**WRITTEN TASK**
Check each line below for the word "ylabel" and give the number of lines that have it, nothing more.

**GIVEN RECORDS**
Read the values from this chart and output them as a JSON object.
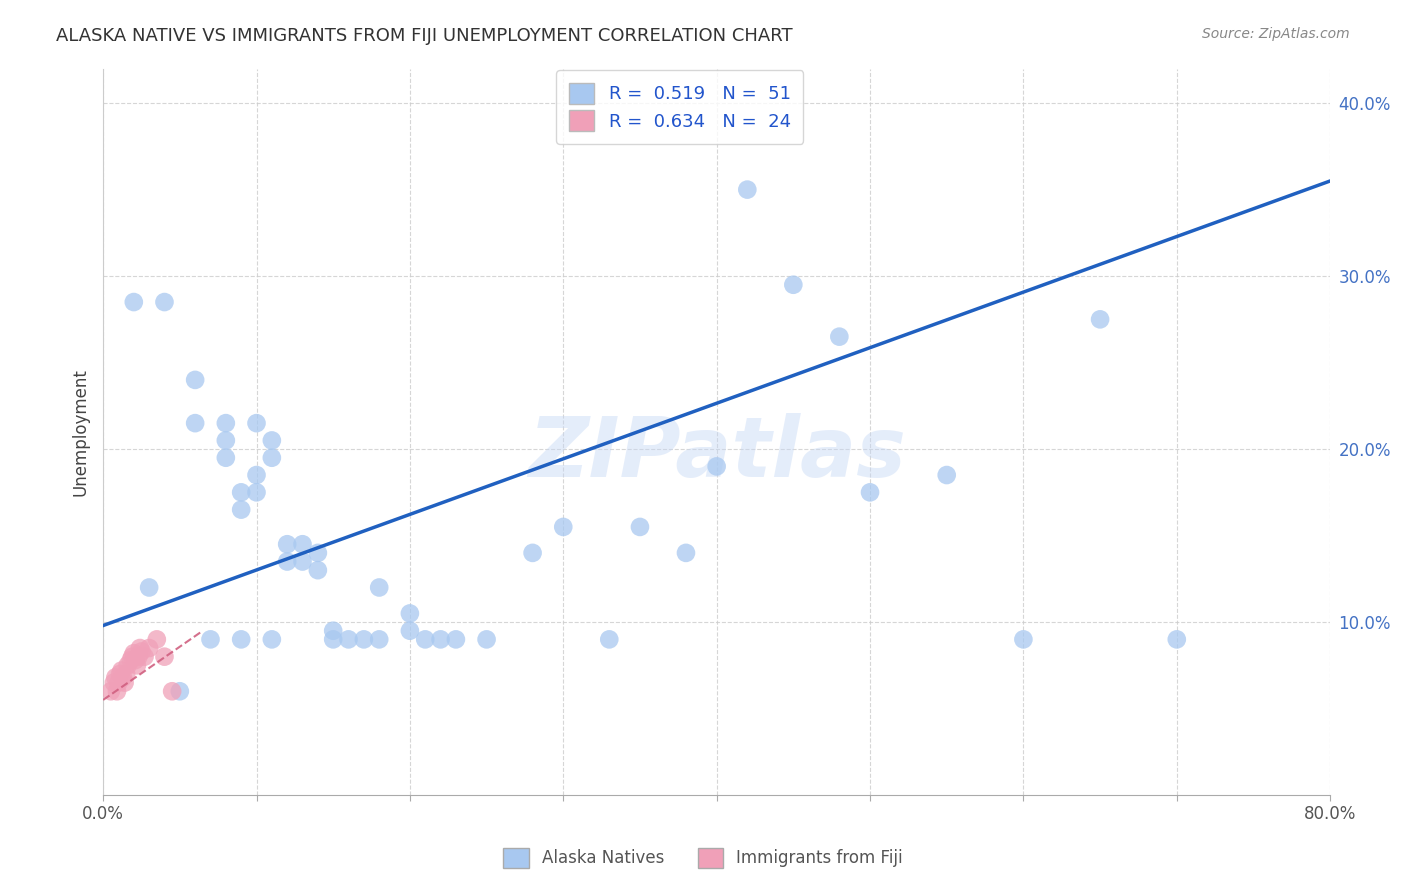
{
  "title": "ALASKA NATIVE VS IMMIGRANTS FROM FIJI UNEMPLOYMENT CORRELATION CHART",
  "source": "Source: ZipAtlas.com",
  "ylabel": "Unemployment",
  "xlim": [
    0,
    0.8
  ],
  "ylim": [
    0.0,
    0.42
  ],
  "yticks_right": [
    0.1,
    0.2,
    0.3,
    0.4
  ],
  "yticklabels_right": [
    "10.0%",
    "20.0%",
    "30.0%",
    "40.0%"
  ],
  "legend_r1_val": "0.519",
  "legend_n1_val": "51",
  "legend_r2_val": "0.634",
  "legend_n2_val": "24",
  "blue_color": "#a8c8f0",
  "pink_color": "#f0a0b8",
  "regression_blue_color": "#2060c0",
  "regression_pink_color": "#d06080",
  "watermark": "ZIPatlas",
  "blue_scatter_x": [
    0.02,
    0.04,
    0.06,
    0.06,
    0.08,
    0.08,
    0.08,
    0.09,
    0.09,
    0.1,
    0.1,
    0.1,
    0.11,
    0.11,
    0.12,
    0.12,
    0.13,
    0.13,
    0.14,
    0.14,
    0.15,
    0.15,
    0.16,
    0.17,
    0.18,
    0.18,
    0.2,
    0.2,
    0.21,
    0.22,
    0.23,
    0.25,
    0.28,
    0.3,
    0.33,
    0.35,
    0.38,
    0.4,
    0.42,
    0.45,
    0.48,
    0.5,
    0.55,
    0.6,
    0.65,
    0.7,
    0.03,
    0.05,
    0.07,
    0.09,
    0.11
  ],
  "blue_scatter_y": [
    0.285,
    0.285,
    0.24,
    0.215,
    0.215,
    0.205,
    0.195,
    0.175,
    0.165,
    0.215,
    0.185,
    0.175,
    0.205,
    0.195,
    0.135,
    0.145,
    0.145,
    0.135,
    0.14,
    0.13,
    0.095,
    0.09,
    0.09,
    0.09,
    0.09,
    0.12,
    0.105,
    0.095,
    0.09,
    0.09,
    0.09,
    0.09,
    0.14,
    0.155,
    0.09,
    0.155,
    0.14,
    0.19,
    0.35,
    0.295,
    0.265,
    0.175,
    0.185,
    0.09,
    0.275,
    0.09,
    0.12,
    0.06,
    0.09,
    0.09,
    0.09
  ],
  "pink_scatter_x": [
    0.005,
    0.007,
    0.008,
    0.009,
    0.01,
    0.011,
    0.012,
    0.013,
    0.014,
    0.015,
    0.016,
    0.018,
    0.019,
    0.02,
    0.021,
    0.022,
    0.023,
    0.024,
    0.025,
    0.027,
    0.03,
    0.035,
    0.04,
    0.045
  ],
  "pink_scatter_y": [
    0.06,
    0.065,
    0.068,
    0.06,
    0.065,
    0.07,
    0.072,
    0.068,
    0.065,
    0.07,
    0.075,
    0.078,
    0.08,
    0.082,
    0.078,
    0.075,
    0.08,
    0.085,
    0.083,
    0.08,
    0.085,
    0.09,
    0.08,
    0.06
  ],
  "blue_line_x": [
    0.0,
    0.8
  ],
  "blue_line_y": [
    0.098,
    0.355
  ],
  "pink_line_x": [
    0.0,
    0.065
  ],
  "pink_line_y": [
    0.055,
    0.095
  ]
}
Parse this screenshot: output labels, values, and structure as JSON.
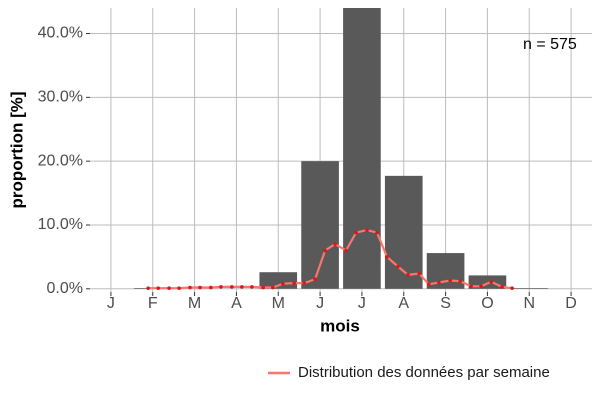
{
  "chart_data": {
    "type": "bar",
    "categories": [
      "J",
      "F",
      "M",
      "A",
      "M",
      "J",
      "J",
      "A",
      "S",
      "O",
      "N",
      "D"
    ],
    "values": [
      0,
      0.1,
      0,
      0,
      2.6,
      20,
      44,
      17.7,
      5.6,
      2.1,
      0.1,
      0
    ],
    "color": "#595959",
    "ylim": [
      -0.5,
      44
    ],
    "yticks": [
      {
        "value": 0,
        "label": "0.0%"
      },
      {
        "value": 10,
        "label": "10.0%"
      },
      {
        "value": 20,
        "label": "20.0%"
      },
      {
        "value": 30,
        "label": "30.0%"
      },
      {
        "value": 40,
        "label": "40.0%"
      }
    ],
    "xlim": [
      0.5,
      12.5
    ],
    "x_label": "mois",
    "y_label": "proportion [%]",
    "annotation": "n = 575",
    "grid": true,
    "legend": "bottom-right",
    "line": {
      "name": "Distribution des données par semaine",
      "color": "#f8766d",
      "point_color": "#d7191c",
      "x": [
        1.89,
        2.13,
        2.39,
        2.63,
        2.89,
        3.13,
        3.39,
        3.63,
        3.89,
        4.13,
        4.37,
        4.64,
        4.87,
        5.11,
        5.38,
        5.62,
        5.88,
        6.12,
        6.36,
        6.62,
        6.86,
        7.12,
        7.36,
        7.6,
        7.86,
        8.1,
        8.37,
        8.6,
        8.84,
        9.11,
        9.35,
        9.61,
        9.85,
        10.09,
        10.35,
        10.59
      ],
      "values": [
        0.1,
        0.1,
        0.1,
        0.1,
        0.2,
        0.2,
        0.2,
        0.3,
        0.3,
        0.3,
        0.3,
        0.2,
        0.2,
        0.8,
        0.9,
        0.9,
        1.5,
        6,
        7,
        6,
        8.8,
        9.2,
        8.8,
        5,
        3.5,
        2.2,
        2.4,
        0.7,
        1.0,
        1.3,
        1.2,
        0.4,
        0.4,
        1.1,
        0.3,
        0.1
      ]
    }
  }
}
---
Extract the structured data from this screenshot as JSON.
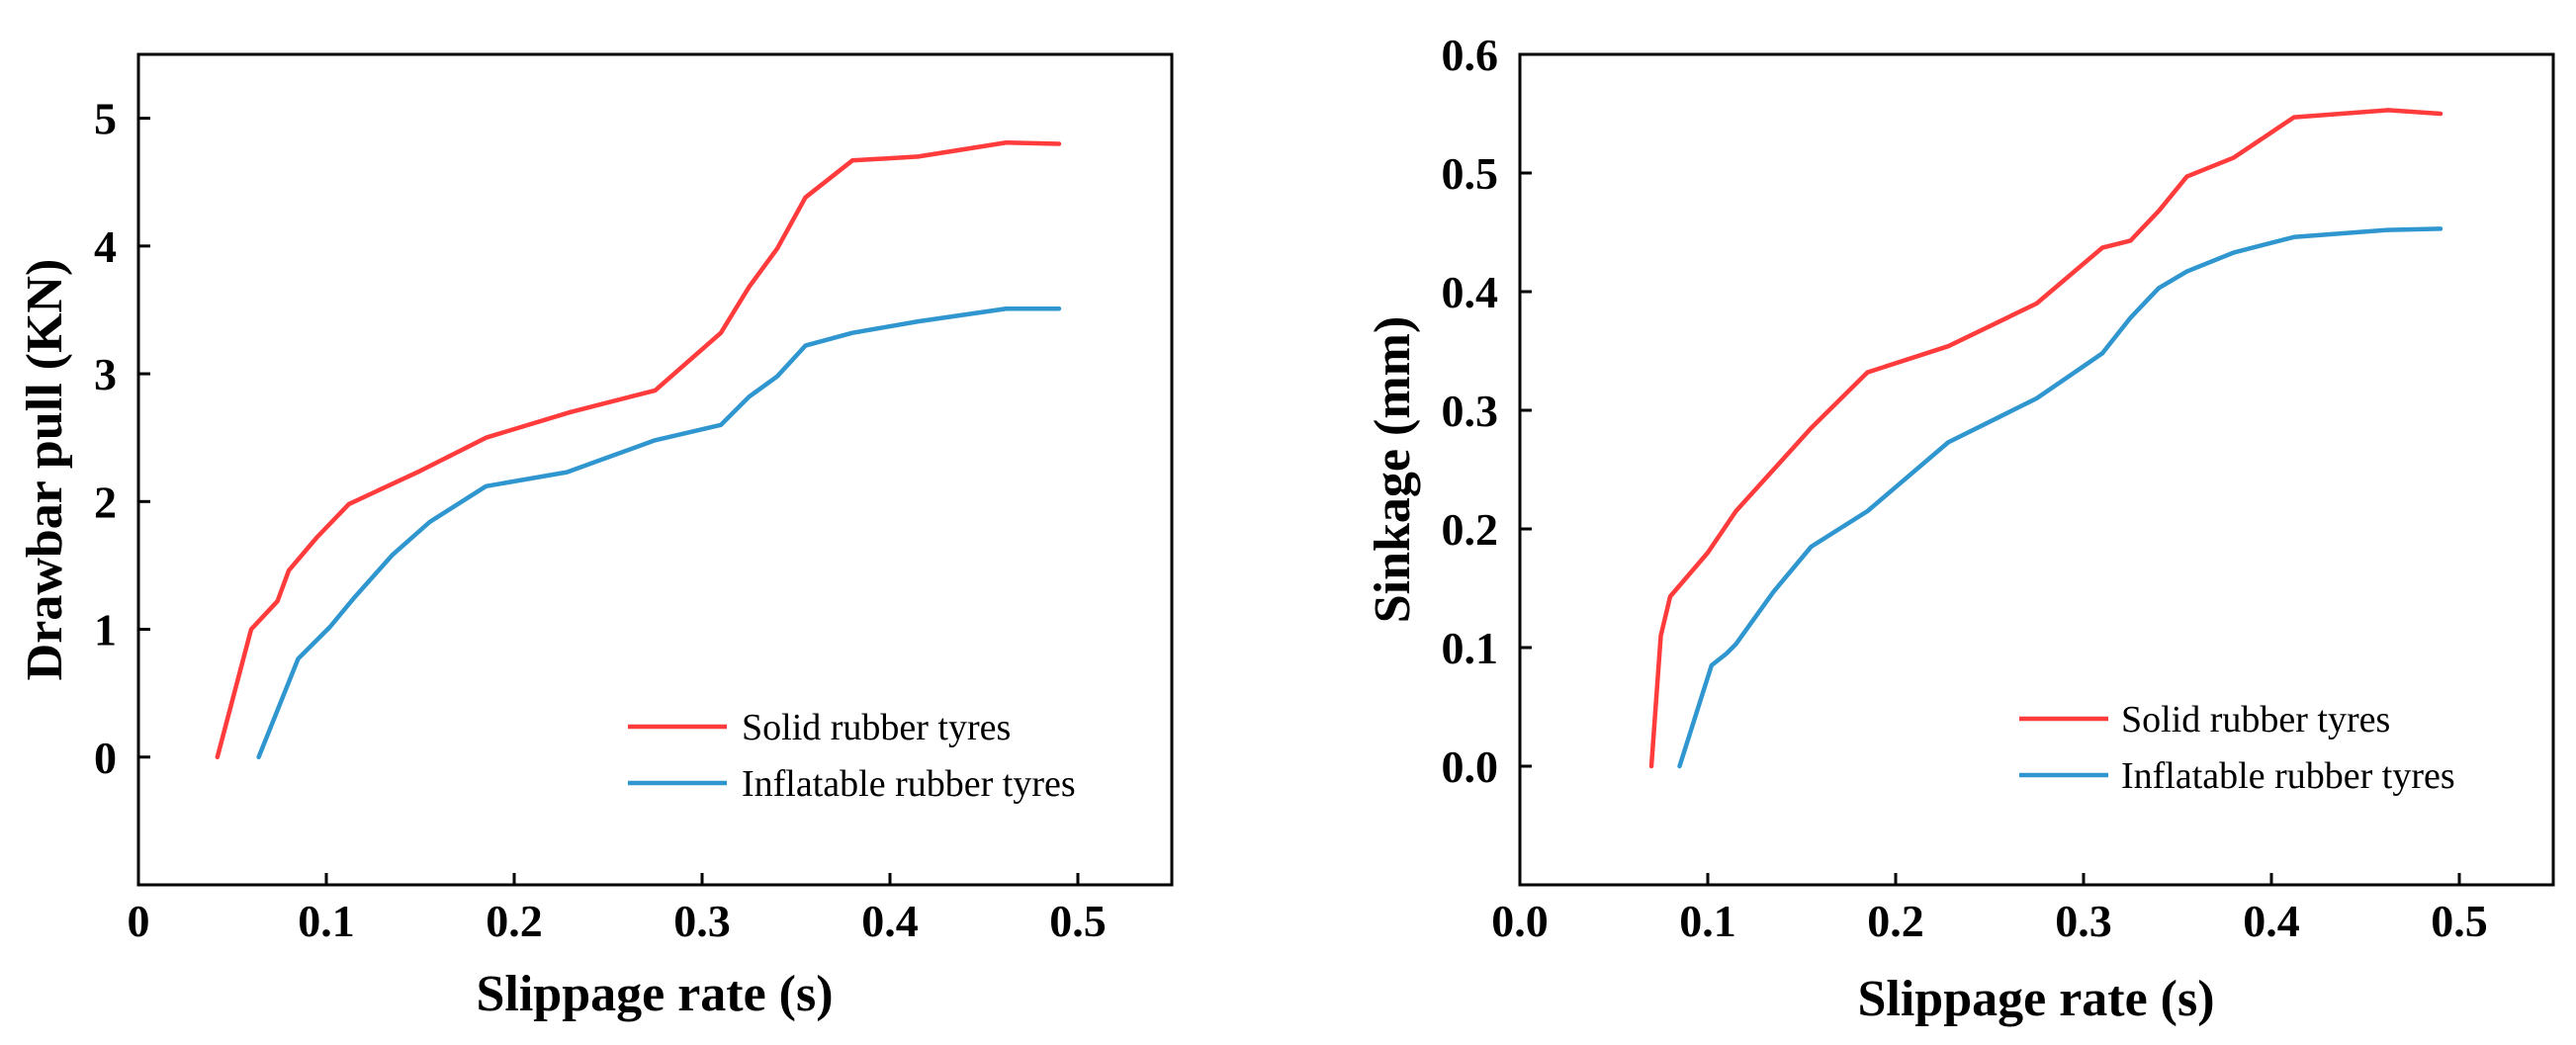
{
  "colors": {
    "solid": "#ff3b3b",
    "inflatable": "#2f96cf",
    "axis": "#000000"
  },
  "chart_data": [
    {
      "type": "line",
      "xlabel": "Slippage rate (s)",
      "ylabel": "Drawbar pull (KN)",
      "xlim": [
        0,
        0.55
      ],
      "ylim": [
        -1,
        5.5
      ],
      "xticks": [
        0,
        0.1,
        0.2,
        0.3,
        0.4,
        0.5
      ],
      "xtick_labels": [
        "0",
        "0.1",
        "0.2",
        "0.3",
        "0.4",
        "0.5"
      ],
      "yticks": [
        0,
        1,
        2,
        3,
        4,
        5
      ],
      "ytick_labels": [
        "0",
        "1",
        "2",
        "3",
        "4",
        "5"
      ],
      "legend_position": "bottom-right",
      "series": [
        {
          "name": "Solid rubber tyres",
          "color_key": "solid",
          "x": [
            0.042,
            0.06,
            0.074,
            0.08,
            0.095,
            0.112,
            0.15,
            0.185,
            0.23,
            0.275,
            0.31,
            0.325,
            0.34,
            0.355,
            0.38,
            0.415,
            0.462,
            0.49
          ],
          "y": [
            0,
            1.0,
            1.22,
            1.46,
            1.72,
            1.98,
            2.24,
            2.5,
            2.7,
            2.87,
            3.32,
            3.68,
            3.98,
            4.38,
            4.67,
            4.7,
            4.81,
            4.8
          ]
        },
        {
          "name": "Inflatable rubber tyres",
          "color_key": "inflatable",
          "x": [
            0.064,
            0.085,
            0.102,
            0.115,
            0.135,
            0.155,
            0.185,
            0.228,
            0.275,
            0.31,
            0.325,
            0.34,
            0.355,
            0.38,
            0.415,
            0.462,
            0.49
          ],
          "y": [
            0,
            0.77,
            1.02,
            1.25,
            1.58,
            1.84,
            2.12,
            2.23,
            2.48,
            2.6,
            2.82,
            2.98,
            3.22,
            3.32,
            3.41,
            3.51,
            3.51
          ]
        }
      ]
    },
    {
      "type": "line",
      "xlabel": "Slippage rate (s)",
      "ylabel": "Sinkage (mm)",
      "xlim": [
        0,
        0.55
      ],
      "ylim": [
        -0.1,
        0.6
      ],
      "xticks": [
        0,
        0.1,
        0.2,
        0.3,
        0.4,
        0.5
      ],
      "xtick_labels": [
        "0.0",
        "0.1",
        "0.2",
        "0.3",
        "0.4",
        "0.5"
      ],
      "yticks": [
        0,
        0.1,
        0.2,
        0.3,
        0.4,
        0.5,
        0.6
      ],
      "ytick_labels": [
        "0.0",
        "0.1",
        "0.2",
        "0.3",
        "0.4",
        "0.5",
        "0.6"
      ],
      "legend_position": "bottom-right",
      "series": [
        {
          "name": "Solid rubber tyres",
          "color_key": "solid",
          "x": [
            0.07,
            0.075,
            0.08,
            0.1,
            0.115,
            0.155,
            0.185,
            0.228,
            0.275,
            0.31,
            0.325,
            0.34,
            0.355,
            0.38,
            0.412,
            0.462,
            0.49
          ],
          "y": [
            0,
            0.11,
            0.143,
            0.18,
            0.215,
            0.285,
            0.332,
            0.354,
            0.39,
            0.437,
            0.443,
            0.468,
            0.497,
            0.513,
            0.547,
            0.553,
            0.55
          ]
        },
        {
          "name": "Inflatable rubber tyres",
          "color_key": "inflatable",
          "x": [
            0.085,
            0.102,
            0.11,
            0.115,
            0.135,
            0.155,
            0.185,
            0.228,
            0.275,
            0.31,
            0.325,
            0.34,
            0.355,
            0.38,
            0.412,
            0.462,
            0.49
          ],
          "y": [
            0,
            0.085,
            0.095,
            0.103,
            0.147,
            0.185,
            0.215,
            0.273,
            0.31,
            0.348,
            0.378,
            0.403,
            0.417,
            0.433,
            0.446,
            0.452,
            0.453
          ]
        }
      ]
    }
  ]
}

**RESPONSE**
3